**Task goal**
Extract all of the entries and set them down verbatim.

**Records for this task**
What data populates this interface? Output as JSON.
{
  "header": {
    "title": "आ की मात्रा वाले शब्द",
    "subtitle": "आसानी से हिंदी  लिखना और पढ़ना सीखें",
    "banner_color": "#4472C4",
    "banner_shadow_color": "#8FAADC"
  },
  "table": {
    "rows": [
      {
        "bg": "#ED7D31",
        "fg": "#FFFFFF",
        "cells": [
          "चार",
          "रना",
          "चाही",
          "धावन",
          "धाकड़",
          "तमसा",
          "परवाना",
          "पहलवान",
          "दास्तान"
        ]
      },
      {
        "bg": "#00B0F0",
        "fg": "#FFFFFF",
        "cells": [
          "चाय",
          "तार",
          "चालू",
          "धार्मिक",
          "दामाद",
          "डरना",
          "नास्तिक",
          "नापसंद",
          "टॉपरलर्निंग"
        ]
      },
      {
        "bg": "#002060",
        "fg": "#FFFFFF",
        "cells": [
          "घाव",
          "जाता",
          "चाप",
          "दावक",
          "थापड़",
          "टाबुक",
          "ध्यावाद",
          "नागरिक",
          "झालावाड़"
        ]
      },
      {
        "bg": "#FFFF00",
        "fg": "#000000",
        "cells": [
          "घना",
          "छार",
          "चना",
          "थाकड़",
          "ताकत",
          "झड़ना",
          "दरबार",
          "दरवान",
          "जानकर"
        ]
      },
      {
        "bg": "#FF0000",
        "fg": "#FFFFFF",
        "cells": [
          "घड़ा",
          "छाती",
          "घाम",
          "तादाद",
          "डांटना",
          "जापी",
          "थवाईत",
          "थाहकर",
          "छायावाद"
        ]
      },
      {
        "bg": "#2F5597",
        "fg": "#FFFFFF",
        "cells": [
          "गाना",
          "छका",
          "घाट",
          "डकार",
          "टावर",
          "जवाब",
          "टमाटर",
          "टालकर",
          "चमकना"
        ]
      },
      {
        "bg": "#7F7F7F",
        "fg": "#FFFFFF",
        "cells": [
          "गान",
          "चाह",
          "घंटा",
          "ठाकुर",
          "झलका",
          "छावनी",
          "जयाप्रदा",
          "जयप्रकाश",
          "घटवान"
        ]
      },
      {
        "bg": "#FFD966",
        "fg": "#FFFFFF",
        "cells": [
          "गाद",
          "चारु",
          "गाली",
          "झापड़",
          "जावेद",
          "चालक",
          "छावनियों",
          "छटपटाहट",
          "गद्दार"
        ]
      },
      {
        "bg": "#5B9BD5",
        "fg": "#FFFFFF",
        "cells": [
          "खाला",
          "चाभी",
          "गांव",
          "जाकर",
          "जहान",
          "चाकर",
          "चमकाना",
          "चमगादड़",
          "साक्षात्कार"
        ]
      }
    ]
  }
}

**Complete response**
What data populates this interface? Output as JSON.
{
  "header": {
    "title": "आ की मात्रा वाले शब्द",
    "subtitle": "आसानी से हिंदी  लिखना और पढ़ना सीखें",
    "banner_color": "#4472C4",
    "banner_shadow_color": "#8FAADC"
  },
  "table": {
    "rows": [
      {
        "bg": "#ED7D31",
        "fg": "#FFFFFF",
        "cells": [
          "चार",
          "रना",
          "चाही",
          "धावन",
          "धाकड़",
          "तमसा",
          "परवाना",
          "पहलवान",
          "दास्तान"
        ]
      },
      {
        "bg": "#00B0F0",
        "fg": "#FFFFFF",
        "cells": [
          "चाय",
          "तार",
          "चालू",
          "धार्मिक",
          "दामाद",
          "डरना",
          "नास्तिक",
          "नापसंद",
          "टॉपरलर्निंग"
        ]
      },
      {
        "bg": "#002060",
        "fg": "#FFFFFF",
        "cells": [
          "घाव",
          "जाता",
          "चाप",
          "दावक",
          "थापड़",
          "टाबुक",
          "ध्यावाद",
          "नागरिक",
          "झालावाड़"
        ]
      },
      {
        "bg": "#FFFF00",
        "fg": "#000000",
        "cells": [
          "घना",
          "छार",
          "चना",
          "थाकड़",
          "ताकत",
          "झड़ना",
          "दरबार",
          "दरवान",
          "जानकर"
        ]
      },
      {
        "bg": "#FF0000",
        "fg": "#FFFFFF",
        "cells": [
          "घड़ा",
          "छाती",
          "घाम",
          "तादाद",
          "डांटना",
          "जापी",
          "थवाईत",
          "थाहकर",
          "छायावाद"
        ]
      },
      {
        "bg": "#2F5597",
        "fg": "#FFFFFF",
        "cells": [
          "गाना",
          "छका",
          "घाट",
          "डकार",
          "टावर",
          "जवाब",
          "टमाटर",
          "टालकर",
          "चमकना"
        ]
      },
      {
        "bg": "#7F7F7F",
        "fg": "#FFFFFF",
        "cells": [
          "गान",
          "चाह",
          "घंटा",
          "ठाकुर",
          "झलका",
          "छावनी",
          "जयाप्रदा",
          "जयप्रकाश",
          "घटवान"
        ]
      },
      {
        "bg": "#FFD966",
        "fg": "#FFFFFF",
        "cells": [
          "गाद",
          "चारु",
          "गाली",
          "झापड़",
          "जावेद",
          "चालक",
          "छावनियों",
          "छटपटाहट",
          "गद्दार"
        ]
      },
      {
        "bg": "#5B9BD5",
        "fg": "#FFFFFF",
        "cells": [
          "खाला",
          "चाभी",
          "गांव",
          "जाकर",
          "जहान",
          "चाकर",
          "चमकाना",
          "चमगादड़",
          "साक्षात्कार"
        ]
      }
    ]
  }
}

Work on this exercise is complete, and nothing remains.